■ Supplied data:
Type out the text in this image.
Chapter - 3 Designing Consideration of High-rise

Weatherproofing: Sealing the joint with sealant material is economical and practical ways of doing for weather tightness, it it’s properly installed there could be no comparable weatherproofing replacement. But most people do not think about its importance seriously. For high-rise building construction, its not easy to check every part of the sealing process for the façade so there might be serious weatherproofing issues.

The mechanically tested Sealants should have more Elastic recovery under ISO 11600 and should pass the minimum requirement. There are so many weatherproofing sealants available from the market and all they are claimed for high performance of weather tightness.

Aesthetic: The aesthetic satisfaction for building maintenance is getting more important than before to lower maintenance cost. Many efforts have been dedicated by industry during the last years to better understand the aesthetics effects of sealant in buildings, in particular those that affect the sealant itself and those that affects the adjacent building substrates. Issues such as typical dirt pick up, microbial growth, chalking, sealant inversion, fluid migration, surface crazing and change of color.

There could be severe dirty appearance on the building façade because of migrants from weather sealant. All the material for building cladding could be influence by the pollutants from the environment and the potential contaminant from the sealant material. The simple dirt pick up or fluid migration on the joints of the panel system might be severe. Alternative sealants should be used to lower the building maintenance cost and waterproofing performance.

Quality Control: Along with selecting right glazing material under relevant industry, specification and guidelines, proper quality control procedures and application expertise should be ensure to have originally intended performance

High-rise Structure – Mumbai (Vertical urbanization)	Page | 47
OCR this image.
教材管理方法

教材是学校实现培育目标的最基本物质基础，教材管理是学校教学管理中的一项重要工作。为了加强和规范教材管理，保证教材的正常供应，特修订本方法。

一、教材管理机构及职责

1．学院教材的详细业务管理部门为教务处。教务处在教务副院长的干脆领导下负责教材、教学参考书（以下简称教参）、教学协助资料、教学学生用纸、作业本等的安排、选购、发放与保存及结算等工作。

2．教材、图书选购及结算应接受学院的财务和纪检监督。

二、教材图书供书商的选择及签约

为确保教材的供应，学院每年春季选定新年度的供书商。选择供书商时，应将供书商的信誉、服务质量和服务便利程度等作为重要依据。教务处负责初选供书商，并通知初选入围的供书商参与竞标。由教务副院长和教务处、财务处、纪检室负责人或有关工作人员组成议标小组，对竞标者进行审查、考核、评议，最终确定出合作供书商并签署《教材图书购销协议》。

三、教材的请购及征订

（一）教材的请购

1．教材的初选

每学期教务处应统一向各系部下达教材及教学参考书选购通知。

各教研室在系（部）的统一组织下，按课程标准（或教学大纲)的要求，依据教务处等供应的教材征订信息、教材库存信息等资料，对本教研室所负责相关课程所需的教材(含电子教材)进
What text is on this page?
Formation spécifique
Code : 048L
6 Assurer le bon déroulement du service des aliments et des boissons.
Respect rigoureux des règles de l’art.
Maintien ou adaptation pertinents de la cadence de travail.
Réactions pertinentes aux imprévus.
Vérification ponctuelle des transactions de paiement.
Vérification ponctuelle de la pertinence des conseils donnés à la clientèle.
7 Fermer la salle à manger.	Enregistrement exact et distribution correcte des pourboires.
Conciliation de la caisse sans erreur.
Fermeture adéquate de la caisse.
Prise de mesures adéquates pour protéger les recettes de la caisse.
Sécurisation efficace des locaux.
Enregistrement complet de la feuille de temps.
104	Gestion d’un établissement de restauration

■ Problem to work on: In the material above, find each line that contains the word "text", and select it.

■ Answer in full:
Type out the text in this image.
What text is on this page?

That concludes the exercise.